═══ MATERIAL SHOWN ═══
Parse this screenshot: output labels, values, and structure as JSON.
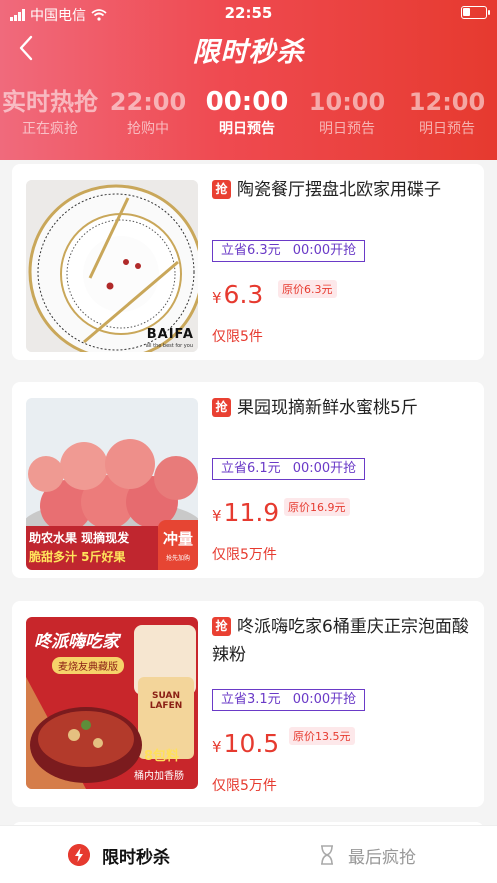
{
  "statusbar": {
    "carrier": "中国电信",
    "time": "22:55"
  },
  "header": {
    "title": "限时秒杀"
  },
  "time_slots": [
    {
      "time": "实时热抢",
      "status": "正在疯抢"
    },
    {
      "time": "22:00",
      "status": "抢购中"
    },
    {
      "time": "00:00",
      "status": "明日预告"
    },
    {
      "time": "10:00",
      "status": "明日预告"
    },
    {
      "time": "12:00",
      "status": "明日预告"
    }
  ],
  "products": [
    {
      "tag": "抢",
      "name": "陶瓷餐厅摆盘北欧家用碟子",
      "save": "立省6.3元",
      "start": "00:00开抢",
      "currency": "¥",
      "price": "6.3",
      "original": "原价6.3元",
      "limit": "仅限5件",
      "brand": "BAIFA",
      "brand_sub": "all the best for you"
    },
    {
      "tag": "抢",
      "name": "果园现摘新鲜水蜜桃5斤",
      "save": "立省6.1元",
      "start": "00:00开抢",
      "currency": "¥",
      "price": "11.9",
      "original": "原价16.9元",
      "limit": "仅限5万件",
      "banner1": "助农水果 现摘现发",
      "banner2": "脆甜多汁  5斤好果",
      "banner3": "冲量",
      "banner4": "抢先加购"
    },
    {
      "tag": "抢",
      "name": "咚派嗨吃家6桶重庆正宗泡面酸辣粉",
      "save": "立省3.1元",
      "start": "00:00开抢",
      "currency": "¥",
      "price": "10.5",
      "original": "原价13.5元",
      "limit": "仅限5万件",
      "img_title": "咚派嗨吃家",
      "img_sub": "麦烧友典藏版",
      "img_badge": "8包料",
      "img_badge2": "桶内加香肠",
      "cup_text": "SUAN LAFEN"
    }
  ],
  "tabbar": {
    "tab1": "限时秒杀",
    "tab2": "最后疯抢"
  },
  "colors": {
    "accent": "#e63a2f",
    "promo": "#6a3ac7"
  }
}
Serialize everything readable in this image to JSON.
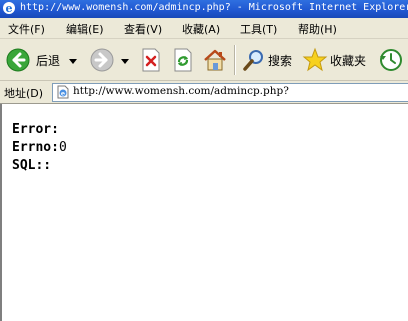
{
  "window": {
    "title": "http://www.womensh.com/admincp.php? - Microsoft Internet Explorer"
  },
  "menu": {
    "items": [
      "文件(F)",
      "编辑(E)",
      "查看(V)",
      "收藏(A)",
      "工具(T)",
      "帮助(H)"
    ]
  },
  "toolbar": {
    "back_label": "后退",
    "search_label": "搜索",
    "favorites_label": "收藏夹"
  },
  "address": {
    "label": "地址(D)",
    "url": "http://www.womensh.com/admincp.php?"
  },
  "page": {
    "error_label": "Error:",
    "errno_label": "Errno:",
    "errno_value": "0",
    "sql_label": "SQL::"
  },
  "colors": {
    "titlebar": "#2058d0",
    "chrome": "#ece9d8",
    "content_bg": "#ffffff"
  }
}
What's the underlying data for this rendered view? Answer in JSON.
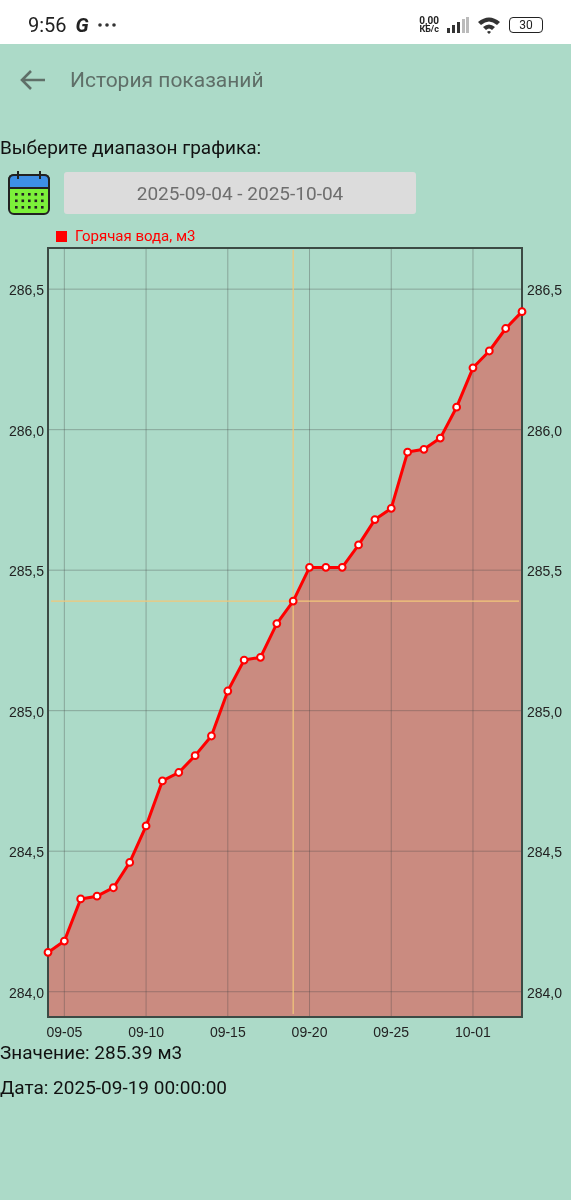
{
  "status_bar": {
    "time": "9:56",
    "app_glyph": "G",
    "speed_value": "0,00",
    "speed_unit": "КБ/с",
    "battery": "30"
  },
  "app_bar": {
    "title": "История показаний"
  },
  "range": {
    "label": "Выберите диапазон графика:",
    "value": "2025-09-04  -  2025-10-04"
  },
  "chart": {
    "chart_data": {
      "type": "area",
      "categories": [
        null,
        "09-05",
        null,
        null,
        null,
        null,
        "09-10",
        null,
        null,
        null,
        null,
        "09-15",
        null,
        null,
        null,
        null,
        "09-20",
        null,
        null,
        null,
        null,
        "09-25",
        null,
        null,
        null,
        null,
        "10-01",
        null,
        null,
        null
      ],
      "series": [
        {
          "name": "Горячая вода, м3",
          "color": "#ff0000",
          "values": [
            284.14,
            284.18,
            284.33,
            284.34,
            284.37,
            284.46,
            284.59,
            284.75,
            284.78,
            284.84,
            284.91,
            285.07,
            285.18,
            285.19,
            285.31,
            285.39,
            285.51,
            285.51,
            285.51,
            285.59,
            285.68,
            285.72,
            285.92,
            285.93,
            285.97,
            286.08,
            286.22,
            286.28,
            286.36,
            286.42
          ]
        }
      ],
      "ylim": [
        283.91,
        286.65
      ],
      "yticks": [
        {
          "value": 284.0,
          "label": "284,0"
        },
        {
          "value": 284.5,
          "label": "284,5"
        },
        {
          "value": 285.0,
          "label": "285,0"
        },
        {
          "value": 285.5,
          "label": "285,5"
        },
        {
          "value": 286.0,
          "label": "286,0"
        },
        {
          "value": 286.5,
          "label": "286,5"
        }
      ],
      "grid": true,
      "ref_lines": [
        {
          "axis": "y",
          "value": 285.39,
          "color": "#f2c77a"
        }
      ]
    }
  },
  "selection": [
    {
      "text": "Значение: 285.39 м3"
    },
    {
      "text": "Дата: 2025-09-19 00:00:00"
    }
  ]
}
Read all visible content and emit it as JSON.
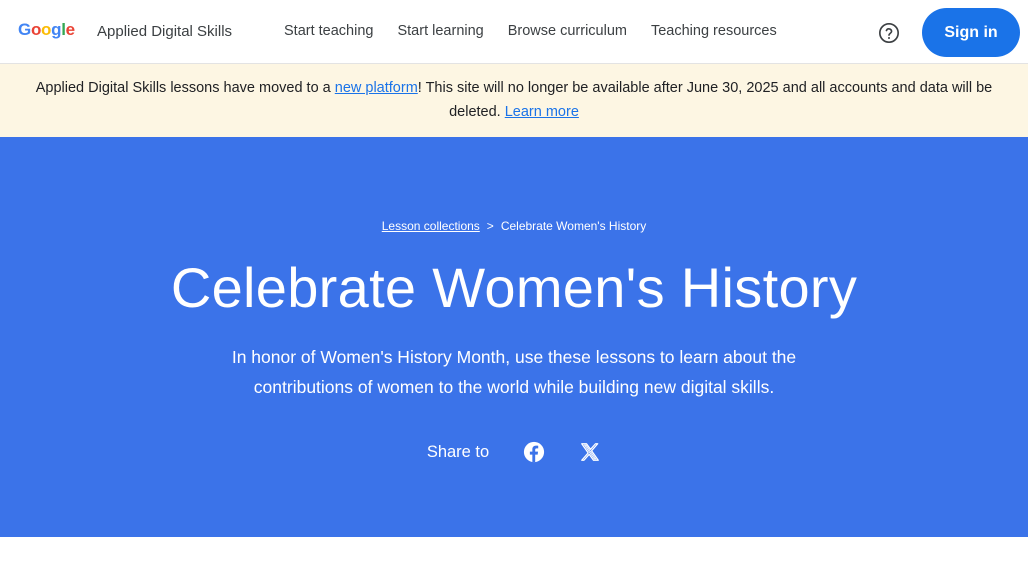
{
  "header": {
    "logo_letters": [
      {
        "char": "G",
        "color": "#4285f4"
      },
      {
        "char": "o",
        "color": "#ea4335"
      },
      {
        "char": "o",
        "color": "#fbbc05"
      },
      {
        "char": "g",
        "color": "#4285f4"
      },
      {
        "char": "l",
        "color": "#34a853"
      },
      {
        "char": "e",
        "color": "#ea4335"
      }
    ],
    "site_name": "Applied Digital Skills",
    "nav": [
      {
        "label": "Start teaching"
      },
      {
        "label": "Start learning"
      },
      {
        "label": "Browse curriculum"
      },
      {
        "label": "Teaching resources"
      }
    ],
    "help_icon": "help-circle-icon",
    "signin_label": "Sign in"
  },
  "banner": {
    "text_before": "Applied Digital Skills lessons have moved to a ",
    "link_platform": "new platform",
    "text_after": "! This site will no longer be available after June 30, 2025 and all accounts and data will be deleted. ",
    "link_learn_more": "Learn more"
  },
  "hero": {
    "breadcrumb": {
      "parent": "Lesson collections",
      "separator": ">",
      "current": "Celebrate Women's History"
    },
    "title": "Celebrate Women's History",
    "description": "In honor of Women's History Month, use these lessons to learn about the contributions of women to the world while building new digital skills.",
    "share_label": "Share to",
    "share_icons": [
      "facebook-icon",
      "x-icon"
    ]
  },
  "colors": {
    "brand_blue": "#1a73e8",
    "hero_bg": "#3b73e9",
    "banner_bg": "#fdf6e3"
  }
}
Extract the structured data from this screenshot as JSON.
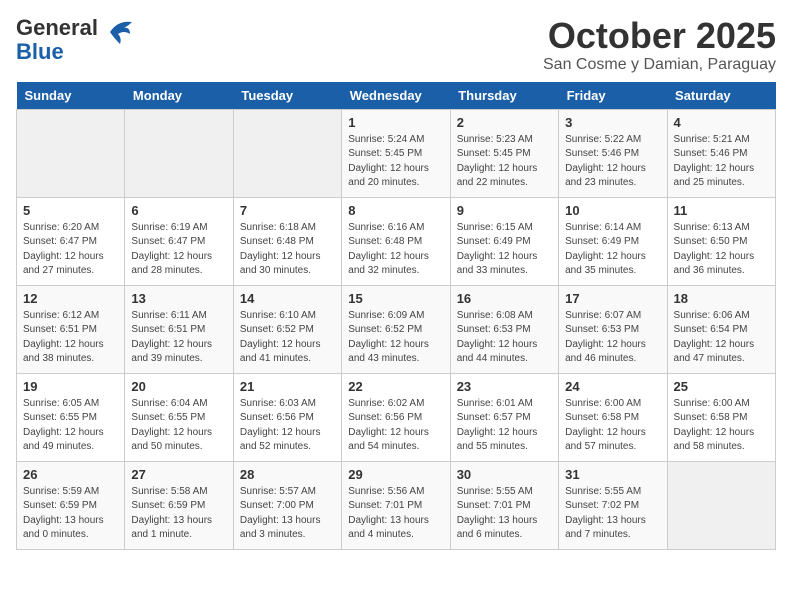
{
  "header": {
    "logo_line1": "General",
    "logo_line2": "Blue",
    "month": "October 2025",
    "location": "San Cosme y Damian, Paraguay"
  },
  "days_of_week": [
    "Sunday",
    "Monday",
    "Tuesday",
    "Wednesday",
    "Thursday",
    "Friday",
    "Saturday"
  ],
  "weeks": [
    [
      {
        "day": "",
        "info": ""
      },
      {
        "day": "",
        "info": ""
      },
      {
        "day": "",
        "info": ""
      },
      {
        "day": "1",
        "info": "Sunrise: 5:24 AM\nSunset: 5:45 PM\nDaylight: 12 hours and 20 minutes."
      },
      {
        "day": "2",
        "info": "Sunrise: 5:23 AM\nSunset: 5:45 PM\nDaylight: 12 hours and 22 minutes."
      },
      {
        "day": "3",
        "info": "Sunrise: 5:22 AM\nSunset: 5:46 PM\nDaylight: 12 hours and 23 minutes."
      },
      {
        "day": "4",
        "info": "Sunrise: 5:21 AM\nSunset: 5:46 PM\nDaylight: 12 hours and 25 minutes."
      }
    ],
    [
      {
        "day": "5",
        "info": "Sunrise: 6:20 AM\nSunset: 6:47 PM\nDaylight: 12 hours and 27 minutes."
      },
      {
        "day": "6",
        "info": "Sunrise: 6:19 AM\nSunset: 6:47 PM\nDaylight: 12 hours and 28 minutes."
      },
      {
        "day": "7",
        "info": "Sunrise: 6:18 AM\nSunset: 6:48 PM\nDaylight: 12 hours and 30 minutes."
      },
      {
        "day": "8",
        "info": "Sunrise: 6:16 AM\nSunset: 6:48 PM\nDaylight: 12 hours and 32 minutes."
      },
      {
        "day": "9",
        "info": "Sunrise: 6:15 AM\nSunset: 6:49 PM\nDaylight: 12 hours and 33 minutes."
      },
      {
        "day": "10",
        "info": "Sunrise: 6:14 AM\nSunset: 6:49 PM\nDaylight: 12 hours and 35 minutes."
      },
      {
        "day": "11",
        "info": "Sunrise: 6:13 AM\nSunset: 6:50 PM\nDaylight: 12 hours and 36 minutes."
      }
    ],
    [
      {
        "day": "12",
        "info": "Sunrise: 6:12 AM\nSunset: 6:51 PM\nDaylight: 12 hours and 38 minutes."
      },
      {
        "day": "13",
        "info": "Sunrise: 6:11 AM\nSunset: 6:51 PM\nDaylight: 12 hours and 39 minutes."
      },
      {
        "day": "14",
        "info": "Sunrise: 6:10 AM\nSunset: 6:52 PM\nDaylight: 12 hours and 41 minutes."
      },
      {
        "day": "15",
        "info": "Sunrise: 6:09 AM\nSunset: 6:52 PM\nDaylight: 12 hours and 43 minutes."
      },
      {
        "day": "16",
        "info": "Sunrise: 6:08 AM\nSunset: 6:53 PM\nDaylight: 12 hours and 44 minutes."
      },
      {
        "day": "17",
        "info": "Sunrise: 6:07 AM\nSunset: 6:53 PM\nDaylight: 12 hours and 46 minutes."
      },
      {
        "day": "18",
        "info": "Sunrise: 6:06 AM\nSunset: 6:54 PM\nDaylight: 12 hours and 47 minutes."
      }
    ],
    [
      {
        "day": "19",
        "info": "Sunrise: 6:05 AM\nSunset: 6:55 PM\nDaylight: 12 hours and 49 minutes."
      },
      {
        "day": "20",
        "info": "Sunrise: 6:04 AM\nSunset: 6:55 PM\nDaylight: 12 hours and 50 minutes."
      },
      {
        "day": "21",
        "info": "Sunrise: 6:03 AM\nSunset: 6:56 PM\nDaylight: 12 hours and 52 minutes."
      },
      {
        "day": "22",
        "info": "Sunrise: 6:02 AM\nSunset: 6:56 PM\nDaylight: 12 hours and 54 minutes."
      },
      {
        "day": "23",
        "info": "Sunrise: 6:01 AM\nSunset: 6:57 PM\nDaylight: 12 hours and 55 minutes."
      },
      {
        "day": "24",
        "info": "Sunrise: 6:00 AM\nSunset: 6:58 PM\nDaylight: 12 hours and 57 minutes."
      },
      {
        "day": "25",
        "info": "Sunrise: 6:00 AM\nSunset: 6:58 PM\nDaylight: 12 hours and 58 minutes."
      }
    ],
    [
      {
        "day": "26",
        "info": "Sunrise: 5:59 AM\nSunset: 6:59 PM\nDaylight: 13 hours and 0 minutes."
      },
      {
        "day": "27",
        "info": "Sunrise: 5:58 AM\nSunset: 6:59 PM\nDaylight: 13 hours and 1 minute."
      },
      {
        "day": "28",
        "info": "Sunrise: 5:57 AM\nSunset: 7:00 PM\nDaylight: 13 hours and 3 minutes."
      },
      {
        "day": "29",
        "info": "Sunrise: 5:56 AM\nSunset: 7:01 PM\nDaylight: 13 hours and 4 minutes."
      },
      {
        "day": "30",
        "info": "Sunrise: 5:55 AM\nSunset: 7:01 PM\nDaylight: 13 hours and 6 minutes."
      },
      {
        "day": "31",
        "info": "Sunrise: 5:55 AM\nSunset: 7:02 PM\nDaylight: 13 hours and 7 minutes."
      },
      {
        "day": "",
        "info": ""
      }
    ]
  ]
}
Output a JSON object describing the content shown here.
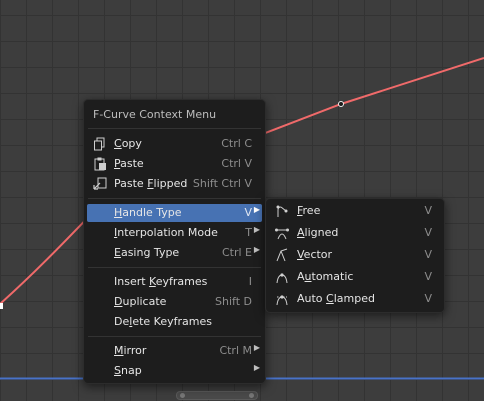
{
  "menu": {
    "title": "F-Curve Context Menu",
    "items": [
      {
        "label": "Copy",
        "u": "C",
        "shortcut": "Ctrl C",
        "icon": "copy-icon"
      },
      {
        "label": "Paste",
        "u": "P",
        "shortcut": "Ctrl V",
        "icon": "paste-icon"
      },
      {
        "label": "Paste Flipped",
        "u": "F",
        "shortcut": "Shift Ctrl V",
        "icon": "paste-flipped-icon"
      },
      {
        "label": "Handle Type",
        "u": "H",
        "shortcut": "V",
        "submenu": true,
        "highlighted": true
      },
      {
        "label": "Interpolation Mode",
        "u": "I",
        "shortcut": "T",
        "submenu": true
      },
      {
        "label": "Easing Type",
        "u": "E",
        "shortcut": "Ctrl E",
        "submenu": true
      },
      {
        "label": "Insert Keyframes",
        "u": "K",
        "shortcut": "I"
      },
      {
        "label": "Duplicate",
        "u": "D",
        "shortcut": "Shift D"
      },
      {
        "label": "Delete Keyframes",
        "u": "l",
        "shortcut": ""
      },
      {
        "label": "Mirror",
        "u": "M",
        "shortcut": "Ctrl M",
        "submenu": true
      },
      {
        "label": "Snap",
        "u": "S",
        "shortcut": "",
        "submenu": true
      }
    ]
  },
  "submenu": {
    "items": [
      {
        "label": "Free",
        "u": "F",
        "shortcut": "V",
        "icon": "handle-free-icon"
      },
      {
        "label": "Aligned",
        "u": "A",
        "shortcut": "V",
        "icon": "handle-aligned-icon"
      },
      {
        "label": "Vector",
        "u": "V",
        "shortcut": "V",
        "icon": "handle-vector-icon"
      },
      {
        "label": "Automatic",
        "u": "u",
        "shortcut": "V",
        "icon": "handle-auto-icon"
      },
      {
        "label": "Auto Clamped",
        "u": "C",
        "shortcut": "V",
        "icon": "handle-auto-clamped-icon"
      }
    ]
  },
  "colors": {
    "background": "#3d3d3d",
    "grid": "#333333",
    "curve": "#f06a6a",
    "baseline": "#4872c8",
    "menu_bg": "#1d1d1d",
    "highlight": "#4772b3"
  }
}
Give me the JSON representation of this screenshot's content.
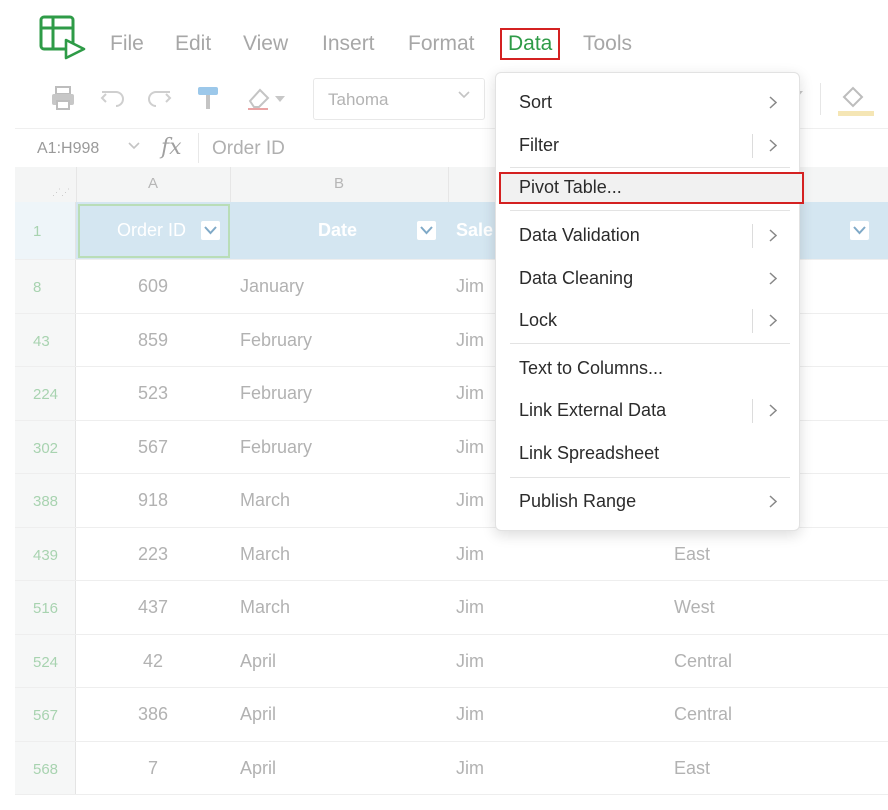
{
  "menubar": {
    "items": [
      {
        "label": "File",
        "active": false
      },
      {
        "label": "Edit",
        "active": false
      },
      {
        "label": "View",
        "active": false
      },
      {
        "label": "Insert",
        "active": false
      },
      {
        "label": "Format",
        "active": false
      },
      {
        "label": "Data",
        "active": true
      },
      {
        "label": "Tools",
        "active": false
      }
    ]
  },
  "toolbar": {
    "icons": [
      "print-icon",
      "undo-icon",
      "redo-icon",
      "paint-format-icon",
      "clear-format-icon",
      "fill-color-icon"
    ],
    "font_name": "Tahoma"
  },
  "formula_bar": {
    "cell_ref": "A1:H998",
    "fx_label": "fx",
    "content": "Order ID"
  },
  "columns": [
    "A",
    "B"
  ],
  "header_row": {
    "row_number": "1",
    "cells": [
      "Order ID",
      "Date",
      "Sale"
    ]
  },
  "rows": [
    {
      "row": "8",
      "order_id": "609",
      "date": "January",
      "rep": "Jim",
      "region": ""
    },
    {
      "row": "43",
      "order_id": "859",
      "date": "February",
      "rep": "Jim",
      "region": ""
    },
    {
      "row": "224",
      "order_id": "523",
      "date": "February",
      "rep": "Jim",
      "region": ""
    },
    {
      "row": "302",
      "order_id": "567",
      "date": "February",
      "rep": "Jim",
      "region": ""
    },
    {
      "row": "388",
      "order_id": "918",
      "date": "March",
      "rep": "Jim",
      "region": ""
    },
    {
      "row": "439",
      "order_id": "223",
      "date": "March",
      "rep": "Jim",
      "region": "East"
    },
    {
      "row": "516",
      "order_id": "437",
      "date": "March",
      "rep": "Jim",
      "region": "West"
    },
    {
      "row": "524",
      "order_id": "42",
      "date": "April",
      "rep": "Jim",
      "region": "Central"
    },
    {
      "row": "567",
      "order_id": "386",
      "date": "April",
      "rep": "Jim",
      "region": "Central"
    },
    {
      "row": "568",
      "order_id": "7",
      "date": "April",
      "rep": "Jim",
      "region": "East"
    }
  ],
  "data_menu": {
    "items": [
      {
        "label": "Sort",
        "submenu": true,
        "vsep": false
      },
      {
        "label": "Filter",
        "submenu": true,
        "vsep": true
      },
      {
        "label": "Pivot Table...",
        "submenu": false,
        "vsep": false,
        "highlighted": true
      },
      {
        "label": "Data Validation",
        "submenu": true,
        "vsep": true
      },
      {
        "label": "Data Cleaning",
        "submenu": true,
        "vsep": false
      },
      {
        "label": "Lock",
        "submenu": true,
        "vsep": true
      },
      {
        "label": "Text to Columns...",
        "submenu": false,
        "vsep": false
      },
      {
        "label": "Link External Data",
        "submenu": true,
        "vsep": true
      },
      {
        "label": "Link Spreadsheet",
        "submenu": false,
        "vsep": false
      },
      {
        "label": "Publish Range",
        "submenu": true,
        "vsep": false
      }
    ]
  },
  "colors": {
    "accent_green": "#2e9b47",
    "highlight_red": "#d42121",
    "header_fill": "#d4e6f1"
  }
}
═══
> [WRITTEN EXERCISE]:
Filter out all lines lacking the word "http" and copy the rest.

> [FINAL RESULT]:
    "title": "http://www.womensh.com/admincp.php? - Microsoft Internet Explorer"
    "url": "http://www.womensh.com/admincp.php?"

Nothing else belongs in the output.